• Problem statement:
Without altering anything, repeat each of the records.

• Extracted data entries:
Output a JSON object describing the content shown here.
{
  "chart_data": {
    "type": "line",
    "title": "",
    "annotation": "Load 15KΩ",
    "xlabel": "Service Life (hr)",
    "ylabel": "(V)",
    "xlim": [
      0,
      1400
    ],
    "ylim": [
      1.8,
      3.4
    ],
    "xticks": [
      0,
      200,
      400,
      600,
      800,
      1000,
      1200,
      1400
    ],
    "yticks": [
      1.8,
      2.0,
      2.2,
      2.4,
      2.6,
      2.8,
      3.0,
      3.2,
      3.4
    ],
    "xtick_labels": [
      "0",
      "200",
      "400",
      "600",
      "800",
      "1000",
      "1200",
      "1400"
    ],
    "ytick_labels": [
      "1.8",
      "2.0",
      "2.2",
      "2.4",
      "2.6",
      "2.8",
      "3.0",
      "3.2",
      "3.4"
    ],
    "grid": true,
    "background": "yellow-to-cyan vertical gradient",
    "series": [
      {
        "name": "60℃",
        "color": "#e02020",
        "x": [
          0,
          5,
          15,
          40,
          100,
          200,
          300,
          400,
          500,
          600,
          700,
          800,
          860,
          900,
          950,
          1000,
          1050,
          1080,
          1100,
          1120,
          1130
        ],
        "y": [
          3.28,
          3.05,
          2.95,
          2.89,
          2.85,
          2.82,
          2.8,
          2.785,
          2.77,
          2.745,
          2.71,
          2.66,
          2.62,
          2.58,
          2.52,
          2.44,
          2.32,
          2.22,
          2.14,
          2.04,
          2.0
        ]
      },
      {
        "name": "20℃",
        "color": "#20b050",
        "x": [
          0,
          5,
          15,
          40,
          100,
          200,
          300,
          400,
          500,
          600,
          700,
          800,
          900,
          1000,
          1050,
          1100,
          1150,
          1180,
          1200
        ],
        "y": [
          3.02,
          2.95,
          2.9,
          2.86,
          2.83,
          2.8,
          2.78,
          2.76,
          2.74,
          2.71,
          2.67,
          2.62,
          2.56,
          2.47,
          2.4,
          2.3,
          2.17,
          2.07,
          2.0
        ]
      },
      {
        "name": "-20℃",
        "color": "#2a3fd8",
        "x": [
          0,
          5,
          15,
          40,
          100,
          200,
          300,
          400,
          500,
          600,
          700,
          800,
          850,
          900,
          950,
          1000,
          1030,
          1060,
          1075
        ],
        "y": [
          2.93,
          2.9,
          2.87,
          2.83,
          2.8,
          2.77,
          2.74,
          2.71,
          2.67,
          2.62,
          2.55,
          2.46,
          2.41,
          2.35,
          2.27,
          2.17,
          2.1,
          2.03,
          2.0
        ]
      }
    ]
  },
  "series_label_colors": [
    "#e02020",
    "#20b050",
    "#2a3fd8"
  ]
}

• Task result:
Output a JSON object describing the content shown here.
{
  "chart_data": {
    "type": "line",
    "title": "",
    "annotation": "Load 15KΩ",
    "xlabel": "Service Life (hr)",
    "ylabel": "(V)",
    "xlim": [
      0,
      1400
    ],
    "ylim": [
      1.8,
      3.4
    ],
    "xticks": [
      0,
      200,
      400,
      600,
      800,
      1000,
      1200,
      1400
    ],
    "yticks": [
      1.8,
      2.0,
      2.2,
      2.4,
      2.6,
      2.8,
      3.0,
      3.2,
      3.4
    ],
    "xtick_labels": [
      "0",
      "200",
      "400",
      "600",
      "800",
      "1000",
      "1200",
      "1400"
    ],
    "ytick_labels": [
      "1.8",
      "2.0",
      "2.2",
      "2.4",
      "2.6",
      "2.8",
      "3.0",
      "3.2",
      "3.4"
    ],
    "grid": true,
    "background": "yellow-to-cyan vertical gradient",
    "series": [
      {
        "name": "60℃",
        "color": "#e02020",
        "x": [
          0,
          5,
          15,
          40,
          100,
          200,
          300,
          400,
          500,
          600,
          700,
          800,
          860,
          900,
          950,
          1000,
          1050,
          1080,
          1100,
          1120,
          1130
        ],
        "y": [
          3.28,
          3.05,
          2.95,
          2.89,
          2.85,
          2.82,
          2.8,
          2.785,
          2.77,
          2.745,
          2.71,
          2.66,
          2.62,
          2.58,
          2.52,
          2.44,
          2.32,
          2.22,
          2.14,
          2.04,
          2.0
        ]
      },
      {
        "name": "20℃",
        "color": "#20b050",
        "x": [
          0,
          5,
          15,
          40,
          100,
          200,
          300,
          400,
          500,
          600,
          700,
          800,
          900,
          1000,
          1050,
          1100,
          1150,
          1180,
          1200
        ],
        "y": [
          3.02,
          2.95,
          2.9,
          2.86,
          2.83,
          2.8,
          2.78,
          2.76,
          2.74,
          2.71,
          2.67,
          2.62,
          2.56,
          2.47,
          2.4,
          2.3,
          2.17,
          2.07,
          2.0
        ]
      },
      {
        "name": "-20℃",
        "color": "#2a3fd8",
        "x": [
          0,
          5,
          15,
          40,
          100,
          200,
          300,
          400,
          500,
          600,
          700,
          800,
          850,
          900,
          950,
          1000,
          1030,
          1060,
          1075
        ],
        "y": [
          2.93,
          2.9,
          2.87,
          2.83,
          2.8,
          2.77,
          2.74,
          2.71,
          2.67,
          2.62,
          2.55,
          2.46,
          2.41,
          2.35,
          2.27,
          2.17,
          2.1,
          2.03,
          2.0
        ]
      }
    ]
  },
  "series_label_colors": [
    "#e02020",
    "#20b050",
    "#2a3fd8"
  ]
}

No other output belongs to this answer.